### Source data:
^^^^

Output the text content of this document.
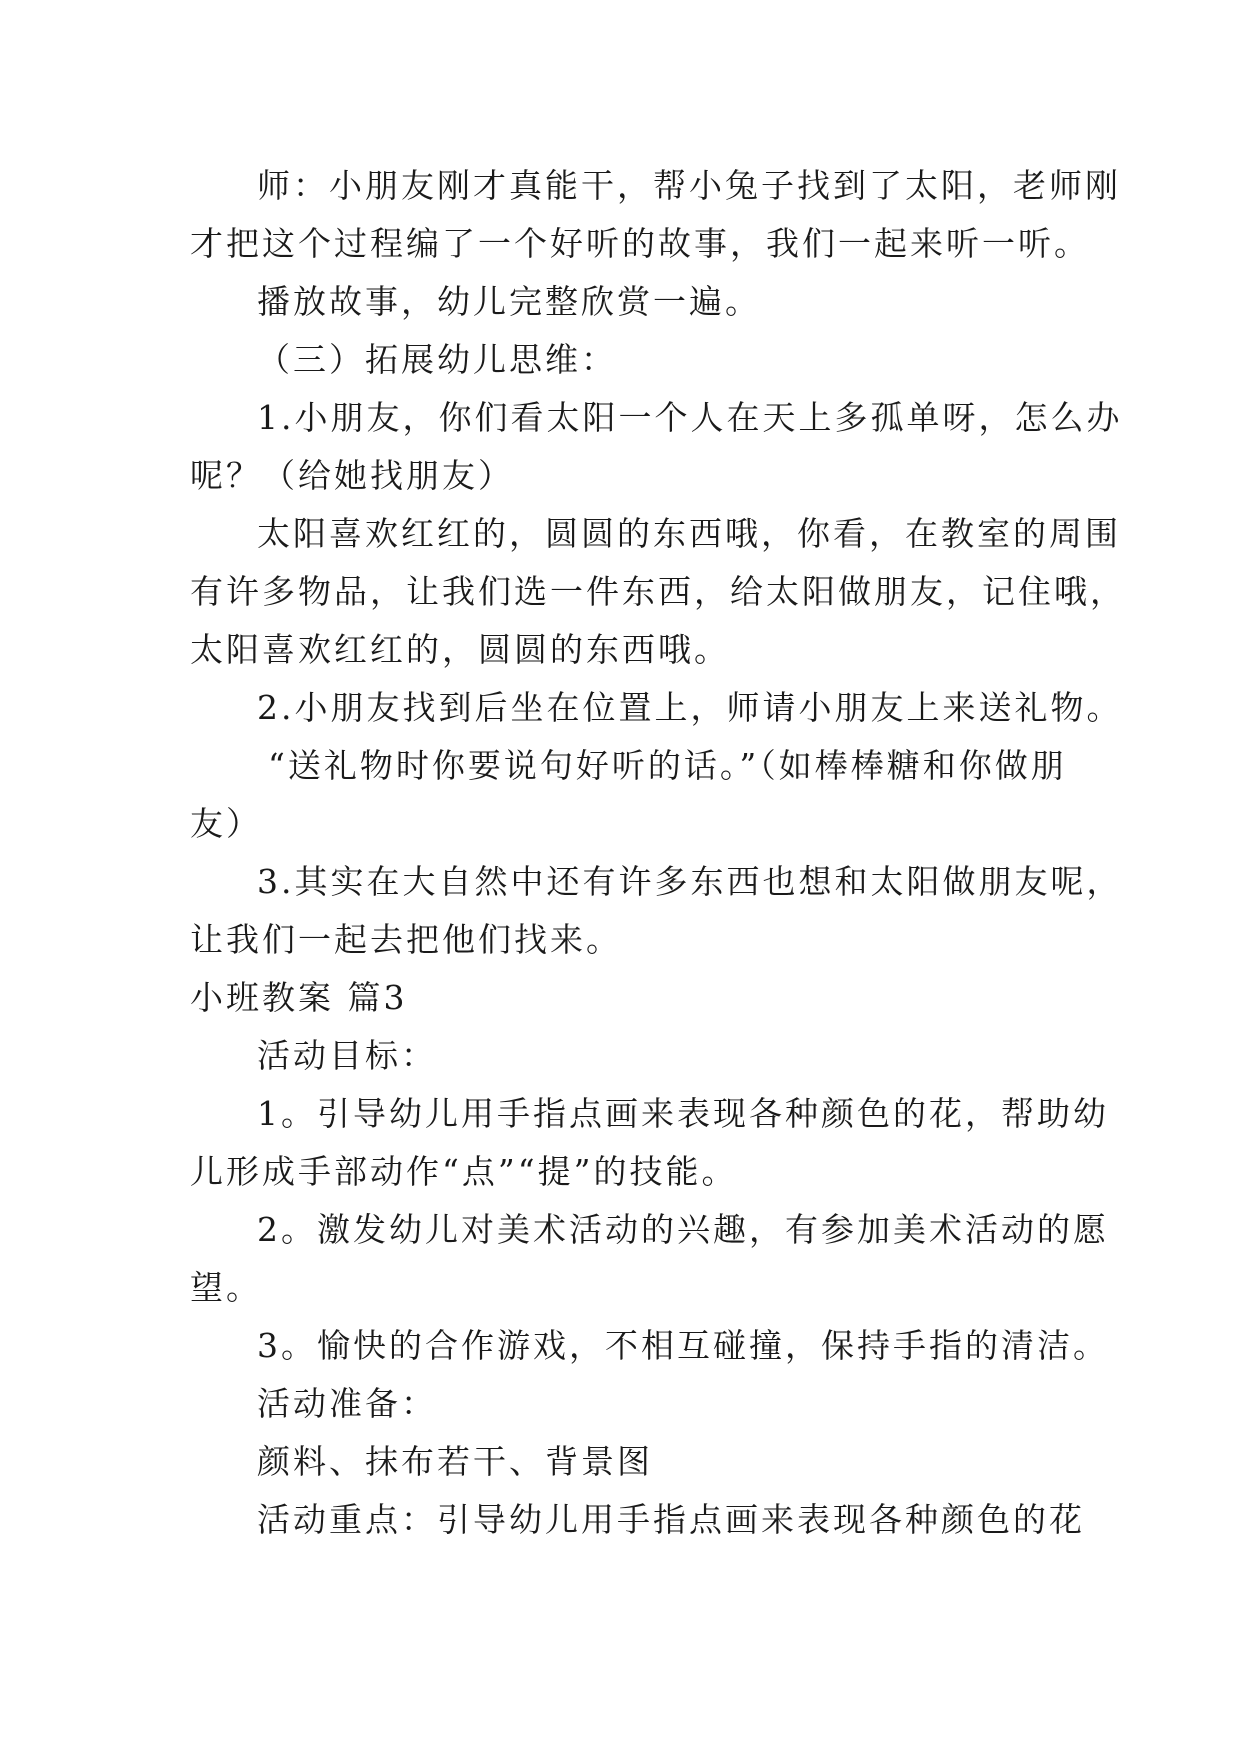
师：小朋友刚才真能干，帮小兔子找到了太阳，老师刚
才把这个过程编了一个好听的故事，我们一起来听一听。
播放故事，幼儿完整欣赏一遍。
（三）拓展幼儿思维：
1.小朋友，你们看太阳一个人在天上多孤单呀，怎么办
呢？（给她找朋友）
太阳喜欢红红的，圆圆的东西哦，你看，在教室的周围
有许多物品，让我们选一件东西，给太阳做朋友，记住哦，
太阳喜欢红红的，圆圆的东西哦。
2.小朋友找到后坐在位置上，师请小朋友上来送礼物。
“送礼物时你要说句好听的话。”（如棒棒糖和你做朋
友）
3.其实在大自然中还有许多东西也想和太阳做朋友呢，
让我们一起去把他们找来。
小班教案 篇3
活动目标：
1。引导幼儿用手指点画来表现各种颜色的花，帮助幼
儿形成手部动作“点”“提”的技能。
2。激发幼儿对美术活动的兴趣，有参加美术活动的愿
望。
3。愉快的合作游戏，不相互碰撞，保持手指的清洁。
活动准备：
颜料、抹布若干、背景图
活动重点：引导幼儿用手指点画来表现各种颜色的花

^^^^

### Work to be completed:
Reproduce every record above exactly, but leave out the pictures.

### Written response:
Output the text content of this document.
师：小朋友刚才真能干，帮小兔子找到了太阳，老师刚
才把这个过程编了一个好听的故事，我们一起来听一听。
播放故事，幼儿完整欣赏一遍。
（三）拓展幼儿思维：
1.小朋友，你们看太阳一个人在天上多孤单呀，怎么办
呢？（给她找朋友）
太阳喜欢红红的，圆圆的东西哦，你看，在教室的周围
有许多物品，让我们选一件东西，给太阳做朋友，记住哦，
太阳喜欢红红的，圆圆的东西哦。
2.小朋友找到后坐在位置上，师请小朋友上来送礼物。
“送礼物时你要说句好听的话。”（如棒棒糖和你做朋
友）
3.其实在大自然中还有许多东西也想和太阳做朋友呢，
让我们一起去把他们找来。
小班教案 篇3
活动目标：
1。引导幼儿用手指点画来表现各种颜色的花，帮助幼
儿形成手部动作“点”“提”的技能。
2。激发幼儿对美术活动的兴趣，有参加美术活动的愿
望。
3。愉快的合作游戏，不相互碰撞，保持手指的清洁。
活动准备：
颜料、抹布若干、背景图
活动重点：引导幼儿用手指点画来表现各种颜色的花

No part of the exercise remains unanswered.